RECORDS FOR THIS EXERCISE -
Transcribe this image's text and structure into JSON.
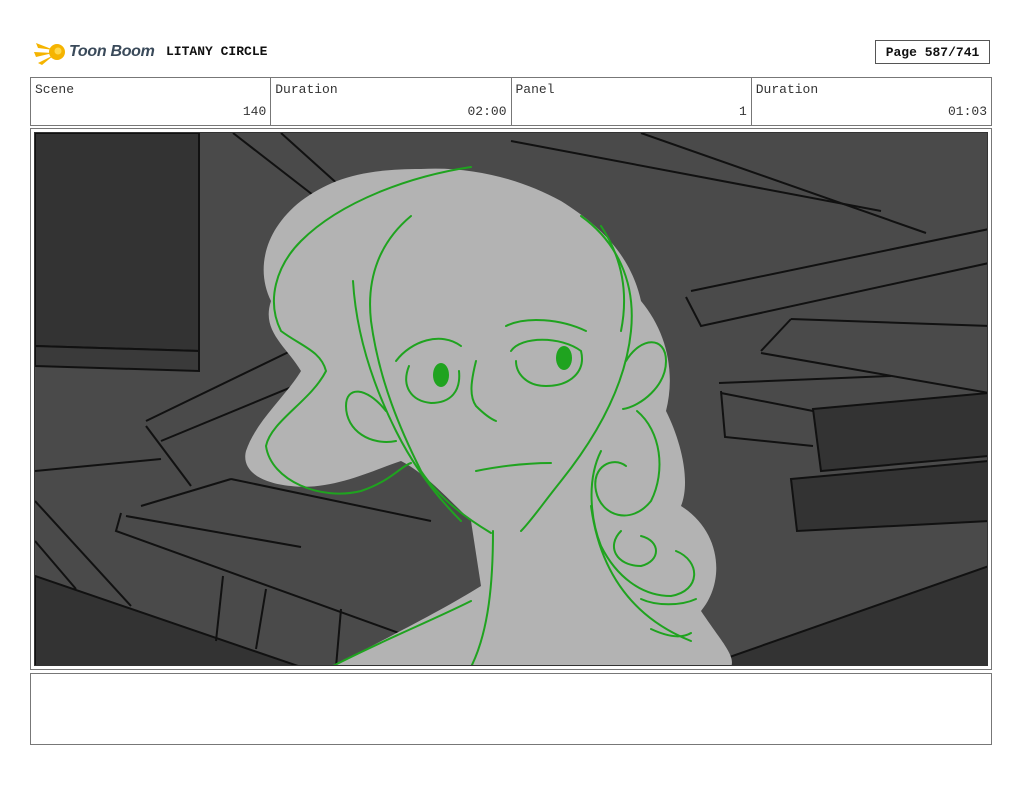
{
  "header": {
    "logo_text": "Toon Boom",
    "project_title": "LITANY CIRCLE",
    "page_label": "Page 587/741"
  },
  "info": {
    "scene_label": "Scene",
    "scene_value": "140",
    "duration1_label": "Duration",
    "duration1_value": "02:00",
    "panel_label": "Panel",
    "panel_value": "1",
    "duration2_label": "Duration",
    "duration2_value": "01:03"
  },
  "notes": {
    "text": ""
  },
  "colors": {
    "sketch_green": "#1fa31f",
    "figure_fill": "#b3b3b3",
    "background_dark": "#4a4a4a",
    "logo_orange": "#f5b400"
  }
}
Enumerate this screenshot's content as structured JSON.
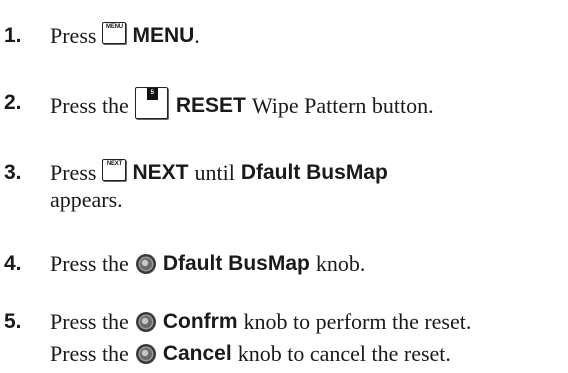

PROBLEM DETAILS -
Transcribe each entry above exactly, apart from the pictures.

FINAL RESULT -
Transcribe this image's text and structure into JSON.
{
  "header": {
    "logo_text": "Toon Boom",
    "project_title": "LITANY CIRCLE",
    "page_label": "Page 587/741"
  },
  "info": {
    "scene_label": "Scene",
    "scene_value": "140",
    "duration1_label": "Duration",
    "duration1_value": "02:00",
    "panel_label": "Panel",
    "panel_value": "1",
    "duration2_label": "Duration",
    "duration2_value": "01:03"
  },
  "notes": {
    "text": ""
  },
  "colors": {
    "sketch_green": "#1fa31f",
    "figure_fill": "#b3b3b3",
    "background_dark": "#4a4a4a",
    "logo_orange": "#f5b400"
  }
}
Enumerate this screenshot's content as structured JSON.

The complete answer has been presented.